» **Short task**
Print the listing below in its entirety, character for character.
================================
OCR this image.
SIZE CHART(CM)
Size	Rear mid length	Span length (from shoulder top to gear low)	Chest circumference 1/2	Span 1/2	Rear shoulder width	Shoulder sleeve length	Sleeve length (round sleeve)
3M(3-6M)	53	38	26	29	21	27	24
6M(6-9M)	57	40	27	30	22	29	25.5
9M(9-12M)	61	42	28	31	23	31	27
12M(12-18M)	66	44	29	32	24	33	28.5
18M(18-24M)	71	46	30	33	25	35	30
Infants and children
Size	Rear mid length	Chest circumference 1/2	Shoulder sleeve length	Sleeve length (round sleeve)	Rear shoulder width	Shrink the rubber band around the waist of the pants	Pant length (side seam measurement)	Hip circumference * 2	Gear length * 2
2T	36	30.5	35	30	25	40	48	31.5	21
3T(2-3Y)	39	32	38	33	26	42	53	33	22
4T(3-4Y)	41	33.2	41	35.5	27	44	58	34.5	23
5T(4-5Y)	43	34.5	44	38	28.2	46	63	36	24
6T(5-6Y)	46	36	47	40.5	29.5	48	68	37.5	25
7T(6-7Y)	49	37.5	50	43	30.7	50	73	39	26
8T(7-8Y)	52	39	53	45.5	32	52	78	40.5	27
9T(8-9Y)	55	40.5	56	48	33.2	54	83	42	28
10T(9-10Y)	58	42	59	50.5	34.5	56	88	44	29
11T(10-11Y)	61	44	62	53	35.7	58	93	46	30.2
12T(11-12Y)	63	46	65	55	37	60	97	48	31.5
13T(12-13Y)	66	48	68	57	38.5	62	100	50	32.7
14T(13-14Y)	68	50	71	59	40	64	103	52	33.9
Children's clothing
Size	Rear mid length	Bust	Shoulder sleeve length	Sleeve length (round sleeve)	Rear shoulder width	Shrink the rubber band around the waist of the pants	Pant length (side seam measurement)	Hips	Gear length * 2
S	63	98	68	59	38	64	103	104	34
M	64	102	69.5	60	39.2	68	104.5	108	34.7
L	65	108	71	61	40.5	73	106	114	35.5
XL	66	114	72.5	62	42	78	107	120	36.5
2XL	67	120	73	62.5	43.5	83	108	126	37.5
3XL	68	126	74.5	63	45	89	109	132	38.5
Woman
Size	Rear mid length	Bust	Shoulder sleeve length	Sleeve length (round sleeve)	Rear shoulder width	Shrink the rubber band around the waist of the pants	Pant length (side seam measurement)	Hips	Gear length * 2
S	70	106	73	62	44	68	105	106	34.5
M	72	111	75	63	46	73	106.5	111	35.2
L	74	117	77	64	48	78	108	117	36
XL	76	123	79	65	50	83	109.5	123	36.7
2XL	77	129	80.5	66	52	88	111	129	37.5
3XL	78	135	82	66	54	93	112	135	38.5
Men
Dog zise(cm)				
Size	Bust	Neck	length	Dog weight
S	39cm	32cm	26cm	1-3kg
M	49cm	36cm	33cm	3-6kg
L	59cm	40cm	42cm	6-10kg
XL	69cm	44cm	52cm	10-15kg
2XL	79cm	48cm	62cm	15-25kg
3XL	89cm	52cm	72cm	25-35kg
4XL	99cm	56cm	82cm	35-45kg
================================
» **Response**
OCR this image.
SIZE CHART(CM)
Size	Rear mid length	Span length (from shoulder top to gear low)	Chest circumference 1/2	Span 1/2	Rear shoulder width	Shoulder sleeve length	Sleeve length (round sleeve)
3M(3-6M)	53	38	26	29	21	27	24
6M(6-9M)	57	40	27	30	22	29	25.5
9M(9-12M)	61	42	28	31	23	31	27
12M(12-18M)	66	44	29	32	24	33	28.5
18M(18-24M)	71	46	30	33	25	35	30
Infants and children
Size	Rear mid length	Chest circumference 1/2	Shoulder sleeve length	Sleeve length (round sleeve)	Rear shoulder width	Shrink the rubber band around the waist of the pants	Pant length (side seam measurement)	Hip circumference * 2	Gear length * 2
2T	36	30.5	35	30	25	40	48	31.5	21
3T(2-3Y)	39	32	38	33	26	42	53	33	22
4T(3-4Y)	41	33.2	41	35.5	27	44	58	34.5	23
5T(4-5Y)	43	34.5	44	38	28.2	46	63	36	24
6T(5-6Y)	46	36	47	40.5	29.5	48	68	37.5	25
7T(6-7Y)	49	37.5	50	43	30.7	50	73	39	26
8T(7-8Y)	52	39	53	45.5	32	52	78	40.5	27
9T(8-9Y)	55	40.5	56	48	33.2	54	83	42	28
10T(9-10Y)	58	42	59	50.5	34.5	56	88	44	29
11T(10-11Y)	61	44	62	53	35.7	58	93	46	30.2
12T(11-12Y)	63	46	65	55	37	60	97	48	31.5
13T(12-13Y)	66	48	68	57	38.5	62	100	50	32.7
14T(13-14Y)	68	50	71	59	40	64	103	52	33.9
Children's clothing
Size	Rear mid length	Bust	Shoulder sleeve length	Sleeve length (round sleeve)	Rear shoulder width	Shrink the rubber band around the waist of the pants	Pant length (side seam measurement)	Hips	Gear length * 2
S	63	98	68	59	38	64	103	104	34
M	64	102	69.5	60	39.2	68	104.5	108	34.7
L	65	108	71	61	40.5	73	106	114	35.5
XL	66	114	72.5	62	42	78	107	120	36.5
2XL	67	120	73	62.5	43.5	83	108	126	37.5
3XL	68	126	74.5	63	45	89	109	132	38.5
Woman
Size	Rear mid length	Bust	Shoulder sleeve length	Sleeve length (round sleeve)	Rear shoulder width	Shrink the rubber band around the waist of the pants	Pant length (side seam measurement)	Hips	Gear length * 2
S	70	106	73	62	44	68	105	106	34.5
M	72	111	75	63	46	73	106.5	111	35.2
L	74	117	77	64	48	78	108	117	36
XL	76	123	79	65	50	83	109.5	123	36.7
2XL	77	129	80.5	66	52	88	111	129	37.5
3XL	78	135	82	66	54	93	112	135	38.5
Men
Dog zise(cm)				
Size	Bust	Neck	length	Dog weight
S	39cm	32cm	26cm	1-3kg
M	49cm	36cm	33cm	3-6kg
L	59cm	40cm	42cm	6-10kg
XL	69cm	44cm	52cm	10-15kg
2XL	79cm	48cm	62cm	15-25kg
3XL	89cm	52cm	72cm	25-35kg
4XL	99cm	56cm	82cm	35-45kg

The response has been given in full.